[Items from a dataset]
— Begin —

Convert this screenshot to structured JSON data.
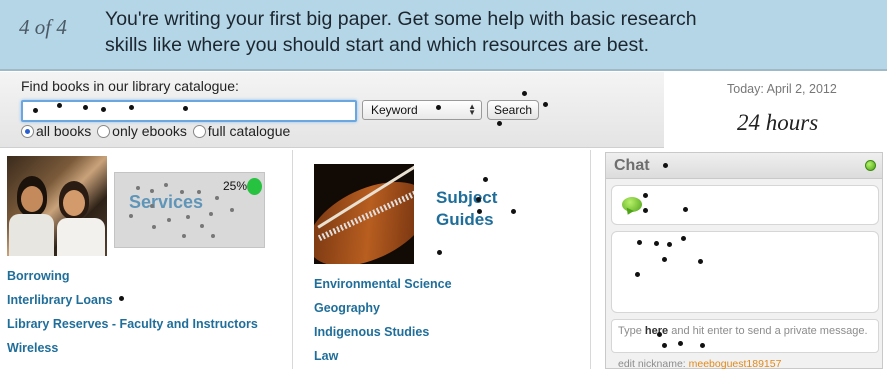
{
  "banner": {
    "step": "4 of 4",
    "message_line1": "You're writing your first big paper. Get some help with basic research",
    "message_line2": "skills like where you should start and which resources are best."
  },
  "search": {
    "label": "Find books in our library catalogue:",
    "input_value": "",
    "select_value": "Keyword",
    "button_label": "Search",
    "scope_options": [
      {
        "label": "all books",
        "selected": true
      },
      {
        "label": "only ebooks",
        "selected": false
      },
      {
        "label": "full catalogue",
        "selected": false
      }
    ]
  },
  "date_box": {
    "today": "Today: April 2, 2012",
    "hours": "24 hours"
  },
  "services": {
    "title": "Services",
    "percent": "25%",
    "status_color": "#27c23f",
    "links": [
      "Borrowing",
      "Interlibrary Loans",
      "Library Reserves - Faculty and Instructors",
      "Wireless"
    ]
  },
  "subject_guides": {
    "title_line1": "Subject",
    "title_line2": "Guides",
    "links": [
      "Environmental Science",
      "Geography",
      "Indigenous Studies",
      "Law"
    ]
  },
  "chat": {
    "title": "Chat",
    "status_color": "#4aa315",
    "input_prefix": "Type ",
    "input_bold": "here",
    "input_suffix": " and hit enter to send a private message.",
    "nickname_label": "edit nickname: ",
    "nickname": "meeboguest189157"
  },
  "colors": {
    "banner_bg": "#b5d6e6",
    "link": "#1f6e9a",
    "services_title": "#5f95b8"
  }
}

— End —

- _Problem description_:
Omit pictures; set down the rest of the material word for word.

- _Result_:
Convert this screenshot to structured JSON data.
{
  "banner": {
    "step": "4 of 4",
    "message_line1": "You're writing your first big paper. Get some help with basic research",
    "message_line2": "skills like where you should start and which resources are best."
  },
  "search": {
    "label": "Find books in our library catalogue:",
    "input_value": "",
    "select_value": "Keyword",
    "button_label": "Search",
    "scope_options": [
      {
        "label": "all books",
        "selected": true
      },
      {
        "label": "only ebooks",
        "selected": false
      },
      {
        "label": "full catalogue",
        "selected": false
      }
    ]
  },
  "date_box": {
    "today": "Today: April 2, 2012",
    "hours": "24 hours"
  },
  "services": {
    "title": "Services",
    "percent": "25%",
    "status_color": "#27c23f",
    "links": [
      "Borrowing",
      "Interlibrary Loans",
      "Library Reserves - Faculty and Instructors",
      "Wireless"
    ]
  },
  "subject_guides": {
    "title_line1": "Subject",
    "title_line2": "Guides",
    "links": [
      "Environmental Science",
      "Geography",
      "Indigenous Studies",
      "Law"
    ]
  },
  "chat": {
    "title": "Chat",
    "status_color": "#4aa315",
    "input_prefix": "Type ",
    "input_bold": "here",
    "input_suffix": " and hit enter to send a private message.",
    "nickname_label": "edit nickname: ",
    "nickname": "meeboguest189157"
  },
  "colors": {
    "banner_bg": "#b5d6e6",
    "link": "#1f6e9a",
    "services_title": "#5f95b8"
  }
}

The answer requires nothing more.